▸ The problem
Each of the entries below needs to be given again exactly.

== Segment start ==

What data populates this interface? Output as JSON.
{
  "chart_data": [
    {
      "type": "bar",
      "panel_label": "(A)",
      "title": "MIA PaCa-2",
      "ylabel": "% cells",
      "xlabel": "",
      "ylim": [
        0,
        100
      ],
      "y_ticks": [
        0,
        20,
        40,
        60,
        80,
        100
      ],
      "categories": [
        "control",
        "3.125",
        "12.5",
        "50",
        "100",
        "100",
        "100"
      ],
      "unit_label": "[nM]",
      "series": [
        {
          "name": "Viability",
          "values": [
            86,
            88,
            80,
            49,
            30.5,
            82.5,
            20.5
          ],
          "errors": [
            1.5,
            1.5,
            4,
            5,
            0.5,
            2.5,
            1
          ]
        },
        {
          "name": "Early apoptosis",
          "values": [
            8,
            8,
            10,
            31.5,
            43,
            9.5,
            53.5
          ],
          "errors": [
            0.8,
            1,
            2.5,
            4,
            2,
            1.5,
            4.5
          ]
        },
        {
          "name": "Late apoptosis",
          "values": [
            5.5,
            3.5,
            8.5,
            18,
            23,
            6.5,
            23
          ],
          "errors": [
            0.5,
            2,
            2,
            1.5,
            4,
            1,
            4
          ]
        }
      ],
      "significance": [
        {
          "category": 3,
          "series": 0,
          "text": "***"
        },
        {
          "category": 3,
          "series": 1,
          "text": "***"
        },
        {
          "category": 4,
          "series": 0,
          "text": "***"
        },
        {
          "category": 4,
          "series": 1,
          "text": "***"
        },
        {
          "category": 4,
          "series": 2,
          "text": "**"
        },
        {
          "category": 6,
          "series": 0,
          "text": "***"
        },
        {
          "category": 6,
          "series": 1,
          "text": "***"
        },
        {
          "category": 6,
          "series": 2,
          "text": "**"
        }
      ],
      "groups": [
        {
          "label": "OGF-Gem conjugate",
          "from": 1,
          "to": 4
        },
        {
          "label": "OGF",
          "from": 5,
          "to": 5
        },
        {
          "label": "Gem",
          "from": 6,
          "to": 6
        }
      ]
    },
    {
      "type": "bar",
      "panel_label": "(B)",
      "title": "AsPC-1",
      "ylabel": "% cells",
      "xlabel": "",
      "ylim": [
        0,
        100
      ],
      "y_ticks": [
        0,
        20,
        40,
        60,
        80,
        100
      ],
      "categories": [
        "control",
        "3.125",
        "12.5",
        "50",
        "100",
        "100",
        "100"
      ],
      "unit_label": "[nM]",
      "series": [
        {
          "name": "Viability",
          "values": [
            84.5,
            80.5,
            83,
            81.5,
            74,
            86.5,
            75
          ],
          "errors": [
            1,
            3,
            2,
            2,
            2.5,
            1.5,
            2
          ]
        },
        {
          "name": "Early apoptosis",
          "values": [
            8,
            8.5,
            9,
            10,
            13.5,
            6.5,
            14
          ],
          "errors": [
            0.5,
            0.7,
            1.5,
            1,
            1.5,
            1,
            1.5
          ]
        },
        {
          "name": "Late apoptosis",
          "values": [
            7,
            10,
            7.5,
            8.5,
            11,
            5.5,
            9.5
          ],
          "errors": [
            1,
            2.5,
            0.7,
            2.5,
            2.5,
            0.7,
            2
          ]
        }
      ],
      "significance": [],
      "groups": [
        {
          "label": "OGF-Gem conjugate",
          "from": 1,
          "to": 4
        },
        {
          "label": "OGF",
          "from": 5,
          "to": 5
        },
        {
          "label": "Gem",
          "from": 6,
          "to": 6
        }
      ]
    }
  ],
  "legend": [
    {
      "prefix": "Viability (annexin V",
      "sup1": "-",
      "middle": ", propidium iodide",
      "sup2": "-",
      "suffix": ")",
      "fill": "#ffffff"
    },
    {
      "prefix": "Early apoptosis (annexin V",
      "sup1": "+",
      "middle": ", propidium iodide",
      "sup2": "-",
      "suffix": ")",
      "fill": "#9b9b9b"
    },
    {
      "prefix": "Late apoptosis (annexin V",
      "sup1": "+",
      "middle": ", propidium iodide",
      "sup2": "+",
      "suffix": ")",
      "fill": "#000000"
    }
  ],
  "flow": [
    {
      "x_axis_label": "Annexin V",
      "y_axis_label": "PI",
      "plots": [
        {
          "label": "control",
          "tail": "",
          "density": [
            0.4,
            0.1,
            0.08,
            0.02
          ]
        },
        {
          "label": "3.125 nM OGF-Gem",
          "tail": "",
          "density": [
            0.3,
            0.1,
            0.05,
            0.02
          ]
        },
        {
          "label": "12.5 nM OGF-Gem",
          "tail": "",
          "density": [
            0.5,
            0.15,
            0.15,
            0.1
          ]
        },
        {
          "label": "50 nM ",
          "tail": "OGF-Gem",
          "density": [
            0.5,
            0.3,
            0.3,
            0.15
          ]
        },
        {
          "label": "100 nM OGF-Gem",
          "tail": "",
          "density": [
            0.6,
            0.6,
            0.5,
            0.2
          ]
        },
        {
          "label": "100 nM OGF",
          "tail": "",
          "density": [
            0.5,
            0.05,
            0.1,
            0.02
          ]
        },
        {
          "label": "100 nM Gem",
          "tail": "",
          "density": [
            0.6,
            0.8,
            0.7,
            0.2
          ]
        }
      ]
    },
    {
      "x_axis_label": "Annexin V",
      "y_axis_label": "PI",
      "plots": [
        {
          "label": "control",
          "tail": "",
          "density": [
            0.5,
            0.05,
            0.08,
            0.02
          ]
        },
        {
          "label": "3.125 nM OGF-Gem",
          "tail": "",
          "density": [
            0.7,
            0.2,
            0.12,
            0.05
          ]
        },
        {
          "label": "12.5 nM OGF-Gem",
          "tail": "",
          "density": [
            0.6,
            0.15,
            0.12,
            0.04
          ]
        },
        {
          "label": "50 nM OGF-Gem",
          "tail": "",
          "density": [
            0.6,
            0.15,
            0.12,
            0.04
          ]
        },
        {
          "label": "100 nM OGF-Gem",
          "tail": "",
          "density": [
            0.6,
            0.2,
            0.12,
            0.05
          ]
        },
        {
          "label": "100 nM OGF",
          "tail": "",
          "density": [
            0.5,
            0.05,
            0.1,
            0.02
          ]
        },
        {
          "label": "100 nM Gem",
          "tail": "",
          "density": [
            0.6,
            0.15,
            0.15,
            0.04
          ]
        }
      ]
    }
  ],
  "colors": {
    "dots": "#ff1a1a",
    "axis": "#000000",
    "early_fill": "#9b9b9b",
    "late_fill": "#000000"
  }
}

== Segment end ==

▸ Reply
What data populates this interface? Output as JSON.
{
  "chart_data": [
    {
      "type": "bar",
      "panel_label": "(A)",
      "title": "MIA PaCa-2",
      "ylabel": "% cells",
      "xlabel": "",
      "ylim": [
        0,
        100
      ],
      "y_ticks": [
        0,
        20,
        40,
        60,
        80,
        100
      ],
      "categories": [
        "control",
        "3.125",
        "12.5",
        "50",
        "100",
        "100",
        "100"
      ],
      "unit_label": "[nM]",
      "series": [
        {
          "name": "Viability",
          "values": [
            86,
            88,
            80,
            49,
            30.5,
            82.5,
            20.5
          ],
          "errors": [
            1.5,
            1.5,
            4,
            5,
            0.5,
            2.5,
            1
          ]
        },
        {
          "name": "Early apoptosis",
          "values": [
            8,
            8,
            10,
            31.5,
            43,
            9.5,
            53.5
          ],
          "errors": [
            0.8,
            1,
            2.5,
            4,
            2,
            1.5,
            4.5
          ]
        },
        {
          "name": "Late apoptosis",
          "values": [
            5.5,
            3.5,
            8.5,
            18,
            23,
            6.5,
            23
          ],
          "errors": [
            0.5,
            2,
            2,
            1.5,
            4,
            1,
            4
          ]
        }
      ],
      "significance": [
        {
          "category": 3,
          "series": 0,
          "text": "***"
        },
        {
          "category": 3,
          "series": 1,
          "text": "***"
        },
        {
          "category": 4,
          "series": 0,
          "text": "***"
        },
        {
          "category": 4,
          "series": 1,
          "text": "***"
        },
        {
          "category": 4,
          "series": 2,
          "text": "**"
        },
        {
          "category": 6,
          "series": 0,
          "text": "***"
        },
        {
          "category": 6,
          "series": 1,
          "text": "***"
        },
        {
          "category": 6,
          "series": 2,
          "text": "**"
        }
      ],
      "groups": [
        {
          "label": "OGF-Gem conjugate",
          "from": 1,
          "to": 4
        },
        {
          "label": "OGF",
          "from": 5,
          "to": 5
        },
        {
          "label": "Gem",
          "from": 6,
          "to": 6
        }
      ]
    },
    {
      "type": "bar",
      "panel_label": "(B)",
      "title": "AsPC-1",
      "ylabel": "% cells",
      "xlabel": "",
      "ylim": [
        0,
        100
      ],
      "y_ticks": [
        0,
        20,
        40,
        60,
        80,
        100
      ],
      "categories": [
        "control",
        "3.125",
        "12.5",
        "50",
        "100",
        "100",
        "100"
      ],
      "unit_label": "[nM]",
      "series": [
        {
          "name": "Viability",
          "values": [
            84.5,
            80.5,
            83,
            81.5,
            74,
            86.5,
            75
          ],
          "errors": [
            1,
            3,
            2,
            2,
            2.5,
            1.5,
            2
          ]
        },
        {
          "name": "Early apoptosis",
          "values": [
            8,
            8.5,
            9,
            10,
            13.5,
            6.5,
            14
          ],
          "errors": [
            0.5,
            0.7,
            1.5,
            1,
            1.5,
            1,
            1.5
          ]
        },
        {
          "name": "Late apoptosis",
          "values": [
            7,
            10,
            7.5,
            8.5,
            11,
            5.5,
            9.5
          ],
          "errors": [
            1,
            2.5,
            0.7,
            2.5,
            2.5,
            0.7,
            2
          ]
        }
      ],
      "significance": [],
      "groups": [
        {
          "label": "OGF-Gem conjugate",
          "from": 1,
          "to": 4
        },
        {
          "label": "OGF",
          "from": 5,
          "to": 5
        },
        {
          "label": "Gem",
          "from": 6,
          "to": 6
        }
      ]
    }
  ],
  "legend": [
    {
      "prefix": "Viability (annexin V",
      "sup1": "-",
      "middle": ", propidium iodide",
      "sup2": "-",
      "suffix": ")",
      "fill": "#ffffff"
    },
    {
      "prefix": "Early apoptosis (annexin V",
      "sup1": "+",
      "middle": ", propidium iodide",
      "sup2": "-",
      "suffix": ")",
      "fill": "#9b9b9b"
    },
    {
      "prefix": "Late apoptosis (annexin V",
      "sup1": "+",
      "middle": ", propidium iodide",
      "sup2": "+",
      "suffix": ")",
      "fill": "#000000"
    }
  ],
  "flow": [
    {
      "x_axis_label": "Annexin V",
      "y_axis_label": "PI",
      "plots": [
        {
          "label": "control",
          "tail": "",
          "density": [
            0.4,
            0.1,
            0.08,
            0.02
          ]
        },
        {
          "label": "3.125 nM OGF-Gem",
          "tail": "",
          "density": [
            0.3,
            0.1,
            0.05,
            0.02
          ]
        },
        {
          "label": "12.5 nM OGF-Gem",
          "tail": "",
          "density": [
            0.5,
            0.15,
            0.15,
            0.1
          ]
        },
        {
          "label": "50 nM ",
          "tail": "OGF-Gem",
          "density": [
            0.5,
            0.3,
            0.3,
            0.15
          ]
        },
        {
          "label": "100 nM OGF-Gem",
          "tail": "",
          "density": [
            0.6,
            0.6,
            0.5,
            0.2
          ]
        },
        {
          "label": "100 nM OGF",
          "tail": "",
          "density": [
            0.5,
            0.05,
            0.1,
            0.02
          ]
        },
        {
          "label": "100 nM Gem",
          "tail": "",
          "density": [
            0.6,
            0.8,
            0.7,
            0.2
          ]
        }
      ]
    },
    {
      "x_axis_label": "Annexin V",
      "y_axis_label": "PI",
      "plots": [
        {
          "label": "control",
          "tail": "",
          "density": [
            0.5,
            0.05,
            0.08,
            0.02
          ]
        },
        {
          "label": "3.125 nM OGF-Gem",
          "tail": "",
          "density": [
            0.7,
            0.2,
            0.12,
            0.05
          ]
        },
        {
          "label": "12.5 nM OGF-Gem",
          "tail": "",
          "density": [
            0.6,
            0.15,
            0.12,
            0.04
          ]
        },
        {
          "label": "50 nM OGF-Gem",
          "tail": "",
          "density": [
            0.6,
            0.15,
            0.12,
            0.04
          ]
        },
        {
          "label": "100 nM OGF-Gem",
          "tail": "",
          "density": [
            0.6,
            0.2,
            0.12,
            0.05
          ]
        },
        {
          "label": "100 nM OGF",
          "tail": "",
          "density": [
            0.5,
            0.05,
            0.1,
            0.02
          ]
        },
        {
          "label": "100 nM Gem",
          "tail": "",
          "density": [
            0.6,
            0.15,
            0.15,
            0.04
          ]
        }
      ]
    }
  ],
  "colors": {
    "dots": "#ff1a1a",
    "axis": "#000000",
    "early_fill": "#9b9b9b",
    "late_fill": "#000000"
  }
}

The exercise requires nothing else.